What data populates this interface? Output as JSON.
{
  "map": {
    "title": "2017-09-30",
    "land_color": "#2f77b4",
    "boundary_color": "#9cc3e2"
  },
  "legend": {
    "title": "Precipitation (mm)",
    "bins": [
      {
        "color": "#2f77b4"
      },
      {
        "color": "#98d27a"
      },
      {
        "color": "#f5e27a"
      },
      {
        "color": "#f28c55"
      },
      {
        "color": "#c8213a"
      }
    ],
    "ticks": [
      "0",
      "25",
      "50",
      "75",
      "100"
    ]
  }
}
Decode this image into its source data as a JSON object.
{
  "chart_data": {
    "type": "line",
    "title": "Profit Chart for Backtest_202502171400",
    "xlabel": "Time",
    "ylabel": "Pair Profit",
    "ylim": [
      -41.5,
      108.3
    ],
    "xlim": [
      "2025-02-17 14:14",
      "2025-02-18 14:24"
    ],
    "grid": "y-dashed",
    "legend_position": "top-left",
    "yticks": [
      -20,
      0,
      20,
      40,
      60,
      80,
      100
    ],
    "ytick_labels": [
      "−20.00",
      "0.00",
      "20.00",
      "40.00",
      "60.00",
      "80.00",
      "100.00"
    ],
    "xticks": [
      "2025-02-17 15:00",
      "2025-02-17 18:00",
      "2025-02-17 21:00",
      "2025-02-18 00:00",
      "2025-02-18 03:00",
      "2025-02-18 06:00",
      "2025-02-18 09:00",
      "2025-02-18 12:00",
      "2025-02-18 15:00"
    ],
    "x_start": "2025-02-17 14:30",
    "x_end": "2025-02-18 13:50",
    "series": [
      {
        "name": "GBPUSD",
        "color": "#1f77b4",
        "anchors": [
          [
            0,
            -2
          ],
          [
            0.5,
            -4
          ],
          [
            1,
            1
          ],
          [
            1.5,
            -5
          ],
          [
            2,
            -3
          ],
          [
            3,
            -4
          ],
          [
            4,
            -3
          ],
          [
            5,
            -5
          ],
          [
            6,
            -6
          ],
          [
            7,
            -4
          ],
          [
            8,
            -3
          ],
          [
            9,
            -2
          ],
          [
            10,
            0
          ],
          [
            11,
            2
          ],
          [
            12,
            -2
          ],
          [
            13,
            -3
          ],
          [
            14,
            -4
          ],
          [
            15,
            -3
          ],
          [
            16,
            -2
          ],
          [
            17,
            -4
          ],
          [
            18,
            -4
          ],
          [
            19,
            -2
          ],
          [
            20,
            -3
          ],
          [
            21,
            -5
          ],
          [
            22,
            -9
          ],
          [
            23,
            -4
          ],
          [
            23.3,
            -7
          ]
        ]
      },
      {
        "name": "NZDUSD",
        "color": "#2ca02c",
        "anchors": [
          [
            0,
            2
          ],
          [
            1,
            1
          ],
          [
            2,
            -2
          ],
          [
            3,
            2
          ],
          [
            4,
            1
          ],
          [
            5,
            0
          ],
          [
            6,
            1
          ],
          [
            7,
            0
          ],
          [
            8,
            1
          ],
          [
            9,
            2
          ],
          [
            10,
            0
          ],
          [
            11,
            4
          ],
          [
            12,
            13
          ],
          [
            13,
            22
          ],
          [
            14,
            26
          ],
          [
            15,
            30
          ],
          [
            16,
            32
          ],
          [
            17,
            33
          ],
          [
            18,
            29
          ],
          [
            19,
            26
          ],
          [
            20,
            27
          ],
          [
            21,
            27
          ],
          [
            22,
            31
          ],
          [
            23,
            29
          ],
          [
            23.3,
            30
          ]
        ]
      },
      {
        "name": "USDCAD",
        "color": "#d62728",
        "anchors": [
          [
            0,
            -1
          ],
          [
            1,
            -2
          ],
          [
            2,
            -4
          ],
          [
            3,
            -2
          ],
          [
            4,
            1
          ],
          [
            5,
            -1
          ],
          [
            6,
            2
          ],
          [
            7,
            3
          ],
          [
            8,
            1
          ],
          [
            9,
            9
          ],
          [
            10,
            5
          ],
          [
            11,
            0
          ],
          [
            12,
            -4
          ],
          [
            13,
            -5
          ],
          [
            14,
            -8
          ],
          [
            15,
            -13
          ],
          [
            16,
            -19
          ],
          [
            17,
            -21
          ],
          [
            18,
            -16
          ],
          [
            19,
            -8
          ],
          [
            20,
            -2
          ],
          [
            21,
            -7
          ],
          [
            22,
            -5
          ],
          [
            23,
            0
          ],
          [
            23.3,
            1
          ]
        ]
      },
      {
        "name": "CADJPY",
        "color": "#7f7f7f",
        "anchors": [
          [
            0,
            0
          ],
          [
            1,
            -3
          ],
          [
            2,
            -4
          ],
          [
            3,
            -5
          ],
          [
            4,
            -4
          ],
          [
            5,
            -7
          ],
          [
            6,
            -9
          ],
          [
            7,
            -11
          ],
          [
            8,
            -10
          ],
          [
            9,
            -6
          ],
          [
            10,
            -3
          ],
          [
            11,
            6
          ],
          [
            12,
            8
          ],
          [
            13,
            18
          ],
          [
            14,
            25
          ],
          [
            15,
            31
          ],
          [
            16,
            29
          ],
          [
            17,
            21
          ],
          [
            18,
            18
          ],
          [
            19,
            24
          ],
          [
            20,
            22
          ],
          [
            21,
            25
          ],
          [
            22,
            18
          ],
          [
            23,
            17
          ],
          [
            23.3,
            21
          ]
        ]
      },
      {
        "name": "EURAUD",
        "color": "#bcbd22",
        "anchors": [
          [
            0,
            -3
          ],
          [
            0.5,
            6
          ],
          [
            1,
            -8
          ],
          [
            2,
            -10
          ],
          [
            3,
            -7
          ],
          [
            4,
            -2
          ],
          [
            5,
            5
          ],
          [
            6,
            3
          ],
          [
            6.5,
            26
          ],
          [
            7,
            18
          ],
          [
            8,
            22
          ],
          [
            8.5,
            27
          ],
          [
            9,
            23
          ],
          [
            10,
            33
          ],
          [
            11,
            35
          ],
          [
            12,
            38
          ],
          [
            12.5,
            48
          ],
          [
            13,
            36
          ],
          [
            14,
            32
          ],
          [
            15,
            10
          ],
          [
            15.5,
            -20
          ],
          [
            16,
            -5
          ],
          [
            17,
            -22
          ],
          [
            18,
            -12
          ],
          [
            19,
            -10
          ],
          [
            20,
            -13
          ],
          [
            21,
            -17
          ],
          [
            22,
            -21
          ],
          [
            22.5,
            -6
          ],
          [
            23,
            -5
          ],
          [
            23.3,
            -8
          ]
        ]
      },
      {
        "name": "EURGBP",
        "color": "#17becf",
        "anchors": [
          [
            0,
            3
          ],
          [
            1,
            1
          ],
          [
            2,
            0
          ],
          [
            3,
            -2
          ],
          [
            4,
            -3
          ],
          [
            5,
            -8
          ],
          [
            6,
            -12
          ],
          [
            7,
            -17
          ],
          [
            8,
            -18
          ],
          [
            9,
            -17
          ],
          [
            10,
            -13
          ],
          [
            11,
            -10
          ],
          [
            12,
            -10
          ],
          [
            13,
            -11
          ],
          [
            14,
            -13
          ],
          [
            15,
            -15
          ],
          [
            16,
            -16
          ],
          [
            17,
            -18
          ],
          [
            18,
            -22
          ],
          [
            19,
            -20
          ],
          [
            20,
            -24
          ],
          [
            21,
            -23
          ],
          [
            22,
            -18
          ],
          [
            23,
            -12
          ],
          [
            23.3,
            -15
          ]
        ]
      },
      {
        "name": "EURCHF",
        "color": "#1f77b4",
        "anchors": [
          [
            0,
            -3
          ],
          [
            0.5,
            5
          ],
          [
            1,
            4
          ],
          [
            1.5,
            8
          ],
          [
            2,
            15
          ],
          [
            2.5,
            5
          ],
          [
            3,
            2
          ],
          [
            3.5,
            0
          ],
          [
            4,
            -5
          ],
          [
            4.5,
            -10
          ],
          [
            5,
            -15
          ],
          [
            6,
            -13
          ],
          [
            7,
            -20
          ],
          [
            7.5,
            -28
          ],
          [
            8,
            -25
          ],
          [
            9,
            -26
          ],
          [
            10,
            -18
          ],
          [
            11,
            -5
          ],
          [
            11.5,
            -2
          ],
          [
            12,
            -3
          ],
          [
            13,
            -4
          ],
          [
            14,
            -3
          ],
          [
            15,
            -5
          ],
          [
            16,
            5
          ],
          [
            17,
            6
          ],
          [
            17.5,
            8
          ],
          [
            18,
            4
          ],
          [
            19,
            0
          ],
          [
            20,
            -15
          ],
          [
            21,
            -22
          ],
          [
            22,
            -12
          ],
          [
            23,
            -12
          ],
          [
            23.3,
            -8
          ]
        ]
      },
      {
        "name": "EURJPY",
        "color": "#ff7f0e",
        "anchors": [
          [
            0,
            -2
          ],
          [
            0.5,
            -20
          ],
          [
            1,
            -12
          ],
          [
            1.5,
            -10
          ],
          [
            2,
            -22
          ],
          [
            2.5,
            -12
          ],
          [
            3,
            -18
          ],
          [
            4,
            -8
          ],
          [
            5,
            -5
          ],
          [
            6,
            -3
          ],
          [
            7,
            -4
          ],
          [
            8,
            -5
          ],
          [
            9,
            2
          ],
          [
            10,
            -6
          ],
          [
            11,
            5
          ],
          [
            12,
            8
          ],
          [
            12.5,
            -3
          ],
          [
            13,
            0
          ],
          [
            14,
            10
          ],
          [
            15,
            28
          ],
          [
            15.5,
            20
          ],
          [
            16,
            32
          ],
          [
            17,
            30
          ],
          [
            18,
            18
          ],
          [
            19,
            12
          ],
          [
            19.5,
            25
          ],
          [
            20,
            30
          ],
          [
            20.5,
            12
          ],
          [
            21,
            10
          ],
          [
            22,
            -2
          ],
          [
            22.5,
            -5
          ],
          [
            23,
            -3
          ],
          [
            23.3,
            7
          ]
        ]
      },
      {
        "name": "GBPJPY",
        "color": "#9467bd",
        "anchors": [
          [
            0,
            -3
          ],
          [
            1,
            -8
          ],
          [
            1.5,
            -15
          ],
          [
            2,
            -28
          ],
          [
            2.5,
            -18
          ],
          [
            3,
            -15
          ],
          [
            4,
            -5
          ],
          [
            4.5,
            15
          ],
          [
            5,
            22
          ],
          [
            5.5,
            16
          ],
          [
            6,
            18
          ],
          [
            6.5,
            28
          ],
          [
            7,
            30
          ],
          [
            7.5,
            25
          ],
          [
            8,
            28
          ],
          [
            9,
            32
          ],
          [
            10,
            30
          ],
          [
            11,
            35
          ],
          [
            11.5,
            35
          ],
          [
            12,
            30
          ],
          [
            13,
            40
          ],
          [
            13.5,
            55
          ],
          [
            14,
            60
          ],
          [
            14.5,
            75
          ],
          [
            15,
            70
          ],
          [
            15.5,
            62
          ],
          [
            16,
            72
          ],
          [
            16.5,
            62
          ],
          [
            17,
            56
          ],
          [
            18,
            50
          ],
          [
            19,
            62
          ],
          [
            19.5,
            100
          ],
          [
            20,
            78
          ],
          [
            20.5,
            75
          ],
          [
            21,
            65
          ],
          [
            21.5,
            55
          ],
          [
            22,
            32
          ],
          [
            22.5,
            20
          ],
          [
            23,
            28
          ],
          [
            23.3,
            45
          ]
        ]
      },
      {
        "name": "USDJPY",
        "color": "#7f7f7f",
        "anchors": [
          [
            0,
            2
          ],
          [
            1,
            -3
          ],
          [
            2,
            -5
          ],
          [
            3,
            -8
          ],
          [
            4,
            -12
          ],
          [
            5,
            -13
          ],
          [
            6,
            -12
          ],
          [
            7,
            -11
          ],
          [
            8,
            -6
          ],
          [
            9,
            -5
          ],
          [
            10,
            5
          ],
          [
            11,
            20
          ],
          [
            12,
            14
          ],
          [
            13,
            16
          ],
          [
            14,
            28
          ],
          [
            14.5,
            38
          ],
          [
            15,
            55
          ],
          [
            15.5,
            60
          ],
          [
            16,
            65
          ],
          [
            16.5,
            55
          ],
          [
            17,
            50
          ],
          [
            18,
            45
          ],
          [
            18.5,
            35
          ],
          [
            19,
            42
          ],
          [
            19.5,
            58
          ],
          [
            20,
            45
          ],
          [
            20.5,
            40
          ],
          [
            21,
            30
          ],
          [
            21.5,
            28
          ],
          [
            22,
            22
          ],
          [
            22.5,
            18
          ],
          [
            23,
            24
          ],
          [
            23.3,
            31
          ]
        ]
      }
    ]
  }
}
========================================================================
▸ **Short exercise**:
Across the data, tally the lines containing "JSON" and give back the number alone.

▸ **Solution for this exercise**:
2